Some records:
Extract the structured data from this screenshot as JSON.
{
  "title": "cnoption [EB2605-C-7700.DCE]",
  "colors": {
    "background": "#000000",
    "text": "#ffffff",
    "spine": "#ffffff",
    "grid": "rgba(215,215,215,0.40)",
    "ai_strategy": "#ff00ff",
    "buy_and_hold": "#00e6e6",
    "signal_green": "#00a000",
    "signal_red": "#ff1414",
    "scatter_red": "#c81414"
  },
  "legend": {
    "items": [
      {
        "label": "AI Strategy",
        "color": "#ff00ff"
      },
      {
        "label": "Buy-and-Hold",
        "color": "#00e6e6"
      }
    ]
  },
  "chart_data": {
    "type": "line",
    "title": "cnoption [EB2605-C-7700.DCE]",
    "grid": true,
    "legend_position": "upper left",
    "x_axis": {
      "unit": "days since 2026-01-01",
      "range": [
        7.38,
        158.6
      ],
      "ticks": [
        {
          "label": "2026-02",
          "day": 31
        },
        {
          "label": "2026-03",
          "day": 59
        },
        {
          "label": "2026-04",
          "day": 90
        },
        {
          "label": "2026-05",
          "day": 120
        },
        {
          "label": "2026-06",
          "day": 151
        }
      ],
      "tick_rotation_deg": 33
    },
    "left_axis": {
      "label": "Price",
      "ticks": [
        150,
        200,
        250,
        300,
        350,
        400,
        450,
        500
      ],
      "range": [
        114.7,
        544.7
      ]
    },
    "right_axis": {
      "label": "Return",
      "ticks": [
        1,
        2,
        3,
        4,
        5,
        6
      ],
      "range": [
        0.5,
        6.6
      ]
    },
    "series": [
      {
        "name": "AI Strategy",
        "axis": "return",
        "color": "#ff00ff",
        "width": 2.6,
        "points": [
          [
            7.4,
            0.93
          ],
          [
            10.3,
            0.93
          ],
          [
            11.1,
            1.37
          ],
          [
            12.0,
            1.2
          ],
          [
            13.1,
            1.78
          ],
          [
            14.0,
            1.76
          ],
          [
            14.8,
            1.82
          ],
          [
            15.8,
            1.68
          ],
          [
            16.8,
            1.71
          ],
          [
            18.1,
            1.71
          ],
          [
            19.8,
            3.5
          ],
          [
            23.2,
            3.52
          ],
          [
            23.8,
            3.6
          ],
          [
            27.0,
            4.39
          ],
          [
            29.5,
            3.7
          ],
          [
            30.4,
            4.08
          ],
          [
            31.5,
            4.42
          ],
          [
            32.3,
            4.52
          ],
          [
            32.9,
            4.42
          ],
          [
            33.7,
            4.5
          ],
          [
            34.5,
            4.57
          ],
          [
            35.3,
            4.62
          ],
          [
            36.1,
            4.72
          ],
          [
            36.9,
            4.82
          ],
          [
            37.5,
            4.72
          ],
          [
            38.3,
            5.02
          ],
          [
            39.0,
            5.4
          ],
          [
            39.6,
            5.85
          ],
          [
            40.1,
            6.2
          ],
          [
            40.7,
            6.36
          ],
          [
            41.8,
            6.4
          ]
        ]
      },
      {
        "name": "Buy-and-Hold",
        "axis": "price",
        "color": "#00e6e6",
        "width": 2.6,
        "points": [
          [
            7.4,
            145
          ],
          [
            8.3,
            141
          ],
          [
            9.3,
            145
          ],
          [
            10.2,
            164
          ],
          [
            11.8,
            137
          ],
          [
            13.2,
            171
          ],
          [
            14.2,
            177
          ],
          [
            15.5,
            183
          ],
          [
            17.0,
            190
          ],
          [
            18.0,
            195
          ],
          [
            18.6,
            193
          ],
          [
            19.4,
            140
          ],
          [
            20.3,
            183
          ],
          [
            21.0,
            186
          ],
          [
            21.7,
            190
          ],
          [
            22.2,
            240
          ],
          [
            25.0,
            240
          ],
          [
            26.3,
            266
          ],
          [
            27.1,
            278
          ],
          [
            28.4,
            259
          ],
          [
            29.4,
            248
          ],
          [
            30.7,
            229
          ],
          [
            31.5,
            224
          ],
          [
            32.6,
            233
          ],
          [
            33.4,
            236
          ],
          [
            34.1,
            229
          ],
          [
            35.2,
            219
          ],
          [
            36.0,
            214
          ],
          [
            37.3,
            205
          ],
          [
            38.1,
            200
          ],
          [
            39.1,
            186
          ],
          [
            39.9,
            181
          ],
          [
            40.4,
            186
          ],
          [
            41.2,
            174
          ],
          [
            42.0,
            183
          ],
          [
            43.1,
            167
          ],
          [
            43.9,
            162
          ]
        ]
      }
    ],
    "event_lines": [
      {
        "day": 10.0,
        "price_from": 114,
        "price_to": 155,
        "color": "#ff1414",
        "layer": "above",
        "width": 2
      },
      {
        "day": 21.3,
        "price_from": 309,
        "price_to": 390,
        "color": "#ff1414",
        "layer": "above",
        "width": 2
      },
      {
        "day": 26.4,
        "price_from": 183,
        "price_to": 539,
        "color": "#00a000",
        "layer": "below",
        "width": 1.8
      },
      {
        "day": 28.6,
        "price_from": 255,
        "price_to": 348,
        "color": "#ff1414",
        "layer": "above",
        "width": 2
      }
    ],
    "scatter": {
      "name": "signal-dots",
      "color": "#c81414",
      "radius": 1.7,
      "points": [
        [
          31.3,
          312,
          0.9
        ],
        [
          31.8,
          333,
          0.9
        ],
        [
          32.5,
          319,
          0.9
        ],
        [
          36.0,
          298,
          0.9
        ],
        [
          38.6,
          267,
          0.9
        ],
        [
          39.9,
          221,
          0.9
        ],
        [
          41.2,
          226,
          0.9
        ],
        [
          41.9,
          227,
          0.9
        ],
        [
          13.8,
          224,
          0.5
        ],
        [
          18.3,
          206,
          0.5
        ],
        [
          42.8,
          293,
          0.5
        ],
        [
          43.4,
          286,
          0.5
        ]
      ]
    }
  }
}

PROBLEM TO SOLVE:
Write the listing out again, exactly as it reads.

EXPECTED ANSWER:
Extract the structured data from this screenshot as JSON.
{
  "title": "cnoption [EB2605-C-7700.DCE]",
  "colors": {
    "background": "#000000",
    "text": "#ffffff",
    "spine": "#ffffff",
    "grid": "rgba(215,215,215,0.40)",
    "ai_strategy": "#ff00ff",
    "buy_and_hold": "#00e6e6",
    "signal_green": "#00a000",
    "signal_red": "#ff1414",
    "scatter_red": "#c81414"
  },
  "legend": {
    "items": [
      {
        "label": "AI Strategy",
        "color": "#ff00ff"
      },
      {
        "label": "Buy-and-Hold",
        "color": "#00e6e6"
      }
    ]
  },
  "chart_data": {
    "type": "line",
    "title": "cnoption [EB2605-C-7700.DCE]",
    "grid": true,
    "legend_position": "upper left",
    "x_axis": {
      "unit": "days since 2026-01-01",
      "range": [
        7.38,
        158.6
      ],
      "ticks": [
        {
          "label": "2026-02",
          "day": 31
        },
        {
          "label": "2026-03",
          "day": 59
        },
        {
          "label": "2026-04",
          "day": 90
        },
        {
          "label": "2026-05",
          "day": 120
        },
        {
          "label": "2026-06",
          "day": 151
        }
      ],
      "tick_rotation_deg": 33
    },
    "left_axis": {
      "label": "Price",
      "ticks": [
        150,
        200,
        250,
        300,
        350,
        400,
        450,
        500
      ],
      "range": [
        114.7,
        544.7
      ]
    },
    "right_axis": {
      "label": "Return",
      "ticks": [
        1,
        2,
        3,
        4,
        5,
        6
      ],
      "range": [
        0.5,
        6.6
      ]
    },
    "series": [
      {
        "name": "AI Strategy",
        "axis": "return",
        "color": "#ff00ff",
        "width": 2.6,
        "points": [
          [
            7.4,
            0.93
          ],
          [
            10.3,
            0.93
          ],
          [
            11.1,
            1.37
          ],
          [
            12.0,
            1.2
          ],
          [
            13.1,
            1.78
          ],
          [
            14.0,
            1.76
          ],
          [
            14.8,
            1.82
          ],
          [
            15.8,
            1.68
          ],
          [
            16.8,
            1.71
          ],
          [
            18.1,
            1.71
          ],
          [
            19.8,
            3.5
          ],
          [
            23.2,
            3.52
          ],
          [
            23.8,
            3.6
          ],
          [
            27.0,
            4.39
          ],
          [
            29.5,
            3.7
          ],
          [
            30.4,
            4.08
          ],
          [
            31.5,
            4.42
          ],
          [
            32.3,
            4.52
          ],
          [
            32.9,
            4.42
          ],
          [
            33.7,
            4.5
          ],
          [
            34.5,
            4.57
          ],
          [
            35.3,
            4.62
          ],
          [
            36.1,
            4.72
          ],
          [
            36.9,
            4.82
          ],
          [
            37.5,
            4.72
          ],
          [
            38.3,
            5.02
          ],
          [
            39.0,
            5.4
          ],
          [
            39.6,
            5.85
          ],
          [
            40.1,
            6.2
          ],
          [
            40.7,
            6.36
          ],
          [
            41.8,
            6.4
          ]
        ]
      },
      {
        "name": "Buy-and-Hold",
        "axis": "price",
        "color": "#00e6e6",
        "width": 2.6,
        "points": [
          [
            7.4,
            145
          ],
          [
            8.3,
            141
          ],
          [
            9.3,
            145
          ],
          [
            10.2,
            164
          ],
          [
            11.8,
            137
          ],
          [
            13.2,
            171
          ],
          [
            14.2,
            177
          ],
          [
            15.5,
            183
          ],
          [
            17.0,
            190
          ],
          [
            18.0,
            195
          ],
          [
            18.6,
            193
          ],
          [
            19.4,
            140
          ],
          [
            20.3,
            183
          ],
          [
            21.0,
            186
          ],
          [
            21.7,
            190
          ],
          [
            22.2,
            240
          ],
          [
            25.0,
            240
          ],
          [
            26.3,
            266
          ],
          [
            27.1,
            278
          ],
          [
            28.4,
            259
          ],
          [
            29.4,
            248
          ],
          [
            30.7,
            229
          ],
          [
            31.5,
            224
          ],
          [
            32.6,
            233
          ],
          [
            33.4,
            236
          ],
          [
            34.1,
            229
          ],
          [
            35.2,
            219
          ],
          [
            36.0,
            214
          ],
          [
            37.3,
            205
          ],
          [
            38.1,
            200
          ],
          [
            39.1,
            186
          ],
          [
            39.9,
            181
          ],
          [
            40.4,
            186
          ],
          [
            41.2,
            174
          ],
          [
            42.0,
            183
          ],
          [
            43.1,
            167
          ],
          [
            43.9,
            162
          ]
        ]
      }
    ],
    "event_lines": [
      {
        "day": 10.0,
        "price_from": 114,
        "price_to": 155,
        "color": "#ff1414",
        "layer": "above",
        "width": 2
      },
      {
        "day": 21.3,
        "price_from": 309,
        "price_to": 390,
        "color": "#ff1414",
        "layer": "above",
        "width": 2
      },
      {
        "day": 26.4,
        "price_from": 183,
        "price_to": 539,
        "color": "#00a000",
        "layer": "below",
        "width": 1.8
      },
      {
        "day": 28.6,
        "price_from": 255,
        "price_to": 348,
        "color": "#ff1414",
        "layer": "above",
        "width": 2
      }
    ],
    "scatter": {
      "name": "signal-dots",
      "color": "#c81414",
      "radius": 1.7,
      "points": [
        [
          31.3,
          312,
          0.9
        ],
        [
          31.8,
          333,
          0.9
        ],
        [
          32.5,
          319,
          0.9
        ],
        [
          36.0,
          298,
          0.9
        ],
        [
          38.6,
          267,
          0.9
        ],
        [
          39.9,
          221,
          0.9
        ],
        [
          41.2,
          226,
          0.9
        ],
        [
          41.9,
          227,
          0.9
        ],
        [
          13.8,
          224,
          0.5
        ],
        [
          18.3,
          206,
          0.5
        ],
        [
          42.8,
          293,
          0.5
        ],
        [
          43.4,
          286,
          0.5
        ]
      ]
    }
  }
}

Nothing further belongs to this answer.